* Extracted text
┄┄┄┄┄┄

[darcs-users] annotate output

Petr Rockai me at mornfall.net
Sun Oct 24 12:30:20 UTC 2010


Hi,

Alberto Bertogli <albertito at blitiri.com.ar> writes:
>> Instead, I could offer a list of key->info mapping as part of the
>> machine format at the start or end (probably end). I imagine it could
>> look like:
>> 
>> <the annotation>
>> 
>> <hash1>
>> <patch info>
>> 
>> <hash2>
>> <patch info>
>> 
>> ...
>> 
>> I did not include before because I only had feedback from Lele who said
>> it is redundant in his case (since he already maintains a <hash> ->
>> <info> map internally). I don't think it'd be too costly to add the map
>> for anyone (if the infos are not interesting, you can simply cut off at
>> the first empty line).

> That depends on the tool.
>
> Darcsweb relies on annotate --xml output to show the annotate page, and
> if it had only the hash ids, that would mean extra darcs invocations to
> get authorship information.

┄┄┄┄┄┄

* Element location data
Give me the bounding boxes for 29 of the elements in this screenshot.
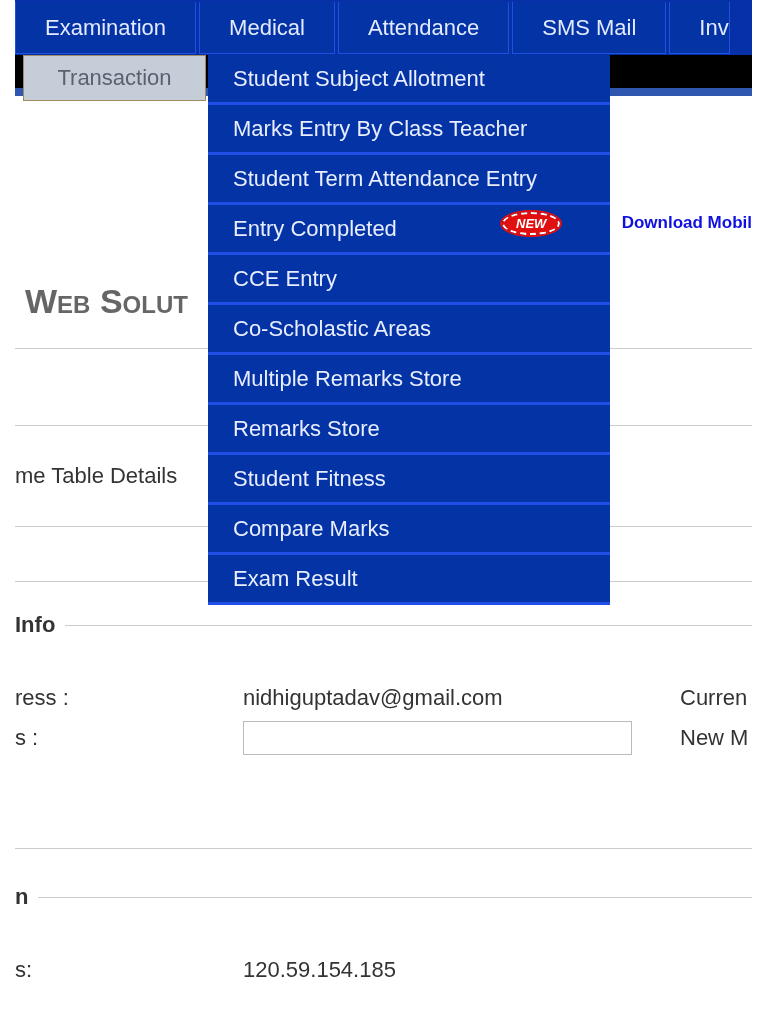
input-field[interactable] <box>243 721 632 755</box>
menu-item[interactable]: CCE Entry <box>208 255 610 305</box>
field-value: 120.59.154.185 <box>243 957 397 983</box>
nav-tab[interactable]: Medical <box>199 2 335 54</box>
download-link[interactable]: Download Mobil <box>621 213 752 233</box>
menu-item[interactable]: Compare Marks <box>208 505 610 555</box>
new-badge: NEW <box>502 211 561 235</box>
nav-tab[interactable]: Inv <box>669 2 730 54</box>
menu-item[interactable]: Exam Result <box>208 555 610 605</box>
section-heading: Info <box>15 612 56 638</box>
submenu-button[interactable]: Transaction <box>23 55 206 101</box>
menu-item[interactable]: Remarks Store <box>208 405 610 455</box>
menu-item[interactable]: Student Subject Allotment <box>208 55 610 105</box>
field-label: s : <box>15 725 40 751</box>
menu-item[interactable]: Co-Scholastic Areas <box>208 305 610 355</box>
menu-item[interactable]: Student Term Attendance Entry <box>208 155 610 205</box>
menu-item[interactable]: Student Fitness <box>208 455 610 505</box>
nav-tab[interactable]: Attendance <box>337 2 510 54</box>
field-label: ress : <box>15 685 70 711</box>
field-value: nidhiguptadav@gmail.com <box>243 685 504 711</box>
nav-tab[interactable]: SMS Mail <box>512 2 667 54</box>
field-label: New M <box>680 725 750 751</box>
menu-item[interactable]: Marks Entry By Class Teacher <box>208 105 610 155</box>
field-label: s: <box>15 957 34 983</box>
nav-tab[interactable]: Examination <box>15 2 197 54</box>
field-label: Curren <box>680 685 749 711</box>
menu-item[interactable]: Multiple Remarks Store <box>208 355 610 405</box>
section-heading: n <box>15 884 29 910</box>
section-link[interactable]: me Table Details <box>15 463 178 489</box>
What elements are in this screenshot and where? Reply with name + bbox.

┄┄┄┄┄┄

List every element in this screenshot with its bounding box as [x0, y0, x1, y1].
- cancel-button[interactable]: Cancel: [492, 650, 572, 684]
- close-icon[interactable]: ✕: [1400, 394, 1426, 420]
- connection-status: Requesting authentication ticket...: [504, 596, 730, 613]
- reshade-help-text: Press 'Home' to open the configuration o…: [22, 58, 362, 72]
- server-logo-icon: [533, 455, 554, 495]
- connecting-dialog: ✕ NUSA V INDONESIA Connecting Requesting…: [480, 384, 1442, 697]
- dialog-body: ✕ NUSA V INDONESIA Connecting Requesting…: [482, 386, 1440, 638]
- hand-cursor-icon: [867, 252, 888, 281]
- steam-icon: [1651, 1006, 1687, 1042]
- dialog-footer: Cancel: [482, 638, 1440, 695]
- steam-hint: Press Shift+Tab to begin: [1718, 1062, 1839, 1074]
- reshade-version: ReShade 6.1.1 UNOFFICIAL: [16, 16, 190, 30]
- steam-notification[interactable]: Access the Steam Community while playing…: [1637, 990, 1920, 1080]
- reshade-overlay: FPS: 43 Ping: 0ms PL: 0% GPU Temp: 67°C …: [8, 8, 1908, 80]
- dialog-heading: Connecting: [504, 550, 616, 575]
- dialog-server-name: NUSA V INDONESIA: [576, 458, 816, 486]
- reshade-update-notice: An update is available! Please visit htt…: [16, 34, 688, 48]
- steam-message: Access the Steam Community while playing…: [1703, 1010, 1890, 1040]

┄┄┄┄┄┄

* To-do list
- 1) In the mailing-list message about annotate output, rewrite the paragraph that begins "I did not include before" more briefly, keeping its main facts.
- 2) Do these statements agree with the mailing-list message about annotate output? Answer yes or no for each, quoting the deciding words.
(a) Darcsweb uses annotate --xml output to show its annotate page.
(b) The key->info list would probably be placed at the start of the machine format.
(c) Lele said the map would be useful in his case.
- 3) Continue the mailing-list message about annotate output from its last sentence.

* Solved tasks
- 1) The map was left out at first because the only feedback came from Lele, who said it would be redundant for him since he already keeps a hash-to-info map internally. Adding the map shouldn't cost anyone much, and anyone who doesn't need the info can cut off at the first empty line.

- 2)
(a) Yes: "Darcsweb relies on annotate --xml output to show the annotate page"
(b) No: "at the start or end (probably end)"
(c) No: "it is redundant in his case"

- 3)
>
> That is so because darcsweb does not rely on any database, or persistent
> state. It's supposed to be a light, easy to install and read-only cgi
> application.
>
> I can imagine that, for example, a short-lived graphical anotate browser
> (like git gui blame) could have similar requirements.
Yes, see my suggestion above... what I proposed would look like (e.g.):

hash1 | line 1
hash2 | line 2

+ hash1
A patch author
D patch date
N patch name
C patch comment
C (comment continued...)

+ hash2
...

(the formatting of patch data is subject to further discussion I guess,
but the above looks quite reasonable to me... maybe we should come up
with different letter prefixes, so we have empty intersection with the
status letters, which would also let us re-use the same format for darcs
changes --machine --summary)

> I've read the discussion and I think most of the formats look great
> (both machine and readable), but it'd be nice if the machine-readable
> ones could export the same (or more) information than the current --xml,
> for the reasons stated above.

> These are some things in XML output that caused trouble for darcsweb in
> the past, and maybe could be avoided/improved in the new format:
>
>  - Encoding of code: in particular non-utf8 files, or files with a mix.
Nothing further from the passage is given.